RECORDS FOR THIS EXERCISE:
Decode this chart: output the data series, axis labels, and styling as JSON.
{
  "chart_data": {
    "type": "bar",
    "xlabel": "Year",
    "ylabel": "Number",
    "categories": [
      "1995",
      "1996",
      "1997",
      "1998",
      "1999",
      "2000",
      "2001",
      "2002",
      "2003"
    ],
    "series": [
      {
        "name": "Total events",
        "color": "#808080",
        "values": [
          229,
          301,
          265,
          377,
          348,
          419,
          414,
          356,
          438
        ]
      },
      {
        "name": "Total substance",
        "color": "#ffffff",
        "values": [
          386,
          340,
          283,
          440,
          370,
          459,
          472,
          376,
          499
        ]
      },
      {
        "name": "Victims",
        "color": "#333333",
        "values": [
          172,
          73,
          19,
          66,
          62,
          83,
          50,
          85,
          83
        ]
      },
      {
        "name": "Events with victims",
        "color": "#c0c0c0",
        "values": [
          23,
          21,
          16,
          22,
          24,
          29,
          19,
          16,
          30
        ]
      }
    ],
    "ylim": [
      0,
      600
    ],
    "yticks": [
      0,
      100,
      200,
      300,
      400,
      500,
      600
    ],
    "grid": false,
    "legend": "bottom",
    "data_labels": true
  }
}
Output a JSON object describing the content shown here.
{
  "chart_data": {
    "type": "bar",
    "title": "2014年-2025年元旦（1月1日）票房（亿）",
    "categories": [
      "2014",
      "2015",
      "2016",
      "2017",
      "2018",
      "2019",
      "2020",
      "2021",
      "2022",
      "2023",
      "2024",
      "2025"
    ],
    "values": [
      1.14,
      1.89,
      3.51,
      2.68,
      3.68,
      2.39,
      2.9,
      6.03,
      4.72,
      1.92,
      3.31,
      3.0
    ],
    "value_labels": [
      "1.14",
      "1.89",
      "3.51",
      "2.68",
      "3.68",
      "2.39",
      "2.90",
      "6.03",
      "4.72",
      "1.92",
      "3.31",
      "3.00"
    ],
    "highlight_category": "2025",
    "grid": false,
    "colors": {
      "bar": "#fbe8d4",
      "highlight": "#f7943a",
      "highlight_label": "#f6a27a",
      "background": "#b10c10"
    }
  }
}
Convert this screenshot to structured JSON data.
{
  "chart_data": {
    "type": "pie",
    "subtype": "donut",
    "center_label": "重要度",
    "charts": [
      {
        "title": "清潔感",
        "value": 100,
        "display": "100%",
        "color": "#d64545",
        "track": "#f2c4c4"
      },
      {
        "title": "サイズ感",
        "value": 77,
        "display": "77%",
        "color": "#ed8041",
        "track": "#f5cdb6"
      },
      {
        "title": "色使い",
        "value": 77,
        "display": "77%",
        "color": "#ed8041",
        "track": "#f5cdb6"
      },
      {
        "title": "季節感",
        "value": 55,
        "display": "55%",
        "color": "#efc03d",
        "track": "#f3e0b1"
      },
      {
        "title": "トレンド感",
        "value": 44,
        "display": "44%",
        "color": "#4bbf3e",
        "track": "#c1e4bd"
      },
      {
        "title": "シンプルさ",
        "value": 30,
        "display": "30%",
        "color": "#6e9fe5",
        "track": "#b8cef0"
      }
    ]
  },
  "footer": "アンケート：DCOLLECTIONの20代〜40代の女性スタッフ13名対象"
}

DIRECTIONS FOR THIS TASK: Tally the lines of the listing in which the word "name" occurs, and state the total alone.

WRITTEN ANSWER: 4